__O que fazer__
**a.** Por favor, reproduza a parte do trecho da página que começa com as palavras contendo "É enquadrado por" e termina em "plano: dois segundos.", trocando "casal" por "par".
**b.** Responda com base no trecho da página:
(i) Em que ato se situa o plano?
(ii) Que tipo de plano do casal vem logo depois do plano?
(iii) Qual é a duração do plano?

__Trecho da página__
++++++

Situação do plano: interna - dia
O plano situa-se na chegada do casal a Manderley, no inicio do ato II. É precisamente o
quarto plano do interior do solar. A jovem descobre, ao mesmo tempo, seu novo
contexto de vida e a personagem da senhora Danvers. É o segundo plano que desvenda
o espaço do saguão. O primeiro é um plano de semiconjunto, este é um plano de
conjunto, o único da cena que conta, ao contrário, com um grande numero de primeiros
planos. Este mostra bem que os personagens ocupam no contexto um espaço bem maior
que o espaço físico concreto.
É enquadrado por dois planos do casal: precedido por um plano imóvel que enquadro o
casal em plano aproximado, valorizando o olhar surpreso de Maxim e o olhar de pânico
da jovem à visão do grupo de criados, seguido de um plano americano do casal
avançando (a câmera descreve um travelling para trás), com a mesma expressão no
rosto.
Duração do plano: dois segundos.

++++++

__Material de estudo__
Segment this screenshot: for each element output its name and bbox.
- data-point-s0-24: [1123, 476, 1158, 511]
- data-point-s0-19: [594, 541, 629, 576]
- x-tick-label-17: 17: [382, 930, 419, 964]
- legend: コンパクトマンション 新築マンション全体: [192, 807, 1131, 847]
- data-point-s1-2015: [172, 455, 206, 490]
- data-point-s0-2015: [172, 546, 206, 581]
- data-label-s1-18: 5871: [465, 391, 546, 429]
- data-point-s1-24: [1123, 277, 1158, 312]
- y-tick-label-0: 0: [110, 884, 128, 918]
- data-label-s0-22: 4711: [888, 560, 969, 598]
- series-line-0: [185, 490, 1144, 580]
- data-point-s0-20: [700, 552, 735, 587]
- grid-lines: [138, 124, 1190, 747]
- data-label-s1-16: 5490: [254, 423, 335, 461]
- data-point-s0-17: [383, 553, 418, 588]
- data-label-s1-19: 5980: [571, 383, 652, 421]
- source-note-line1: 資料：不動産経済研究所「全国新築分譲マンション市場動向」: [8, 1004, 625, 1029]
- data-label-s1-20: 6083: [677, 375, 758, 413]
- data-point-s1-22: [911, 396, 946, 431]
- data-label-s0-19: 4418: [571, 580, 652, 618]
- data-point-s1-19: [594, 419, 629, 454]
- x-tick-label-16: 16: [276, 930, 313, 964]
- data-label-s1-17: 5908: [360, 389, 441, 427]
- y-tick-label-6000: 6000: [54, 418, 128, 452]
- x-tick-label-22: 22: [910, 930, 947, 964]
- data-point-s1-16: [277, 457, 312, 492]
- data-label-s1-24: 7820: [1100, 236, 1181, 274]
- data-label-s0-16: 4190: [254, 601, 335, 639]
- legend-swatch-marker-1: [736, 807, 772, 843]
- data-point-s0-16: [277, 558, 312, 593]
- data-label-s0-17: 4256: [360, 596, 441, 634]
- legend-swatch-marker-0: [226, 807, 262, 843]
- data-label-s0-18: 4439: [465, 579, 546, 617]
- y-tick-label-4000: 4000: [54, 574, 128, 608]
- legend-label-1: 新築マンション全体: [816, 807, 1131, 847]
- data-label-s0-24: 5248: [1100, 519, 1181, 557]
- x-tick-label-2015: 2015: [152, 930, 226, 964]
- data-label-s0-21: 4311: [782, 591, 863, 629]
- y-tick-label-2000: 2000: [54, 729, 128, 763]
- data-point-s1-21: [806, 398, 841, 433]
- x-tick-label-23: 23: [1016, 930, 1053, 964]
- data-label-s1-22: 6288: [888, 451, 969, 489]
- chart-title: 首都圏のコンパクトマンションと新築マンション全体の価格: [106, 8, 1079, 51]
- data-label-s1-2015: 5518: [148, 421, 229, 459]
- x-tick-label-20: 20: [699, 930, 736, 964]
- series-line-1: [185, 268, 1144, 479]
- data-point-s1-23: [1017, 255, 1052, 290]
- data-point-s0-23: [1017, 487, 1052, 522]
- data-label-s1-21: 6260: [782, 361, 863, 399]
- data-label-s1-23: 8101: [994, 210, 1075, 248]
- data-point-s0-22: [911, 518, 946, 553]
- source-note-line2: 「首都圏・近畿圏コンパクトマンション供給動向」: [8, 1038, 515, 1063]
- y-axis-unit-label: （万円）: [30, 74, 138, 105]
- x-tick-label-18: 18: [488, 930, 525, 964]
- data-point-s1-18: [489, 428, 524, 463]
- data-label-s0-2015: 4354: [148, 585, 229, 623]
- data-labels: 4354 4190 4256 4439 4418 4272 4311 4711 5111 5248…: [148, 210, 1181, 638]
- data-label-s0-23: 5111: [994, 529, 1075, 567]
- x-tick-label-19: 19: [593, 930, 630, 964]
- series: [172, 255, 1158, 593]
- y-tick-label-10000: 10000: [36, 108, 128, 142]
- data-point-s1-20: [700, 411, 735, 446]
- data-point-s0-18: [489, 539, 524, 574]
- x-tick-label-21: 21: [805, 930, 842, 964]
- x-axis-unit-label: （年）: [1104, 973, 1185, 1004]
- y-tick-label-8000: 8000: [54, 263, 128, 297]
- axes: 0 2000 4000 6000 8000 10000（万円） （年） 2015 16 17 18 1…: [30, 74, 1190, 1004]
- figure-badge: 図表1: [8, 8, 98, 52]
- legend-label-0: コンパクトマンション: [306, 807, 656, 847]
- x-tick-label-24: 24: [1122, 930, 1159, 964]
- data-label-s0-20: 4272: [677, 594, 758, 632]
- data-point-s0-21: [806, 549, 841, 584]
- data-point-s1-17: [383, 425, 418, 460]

++++++

__Resultados das tarefas__
**a.**
É enquadrado por dois planos do par: precedido por um plano imóvel que enquadro o
par em plano aproximado, valorizando o olhar surpreso de Maxim e o olhar de pânico
da jovem à visão do grupo de criados, seguido de um plano americano do par
avançando (a câmera descreve um travelling para trás), com a mesma expressão no
rosto.
Duração do plano: dois segundos.

**b.**
(i) No ato II.
(ii) Um plano americano do casal avançando.
(iii) Dois segundos.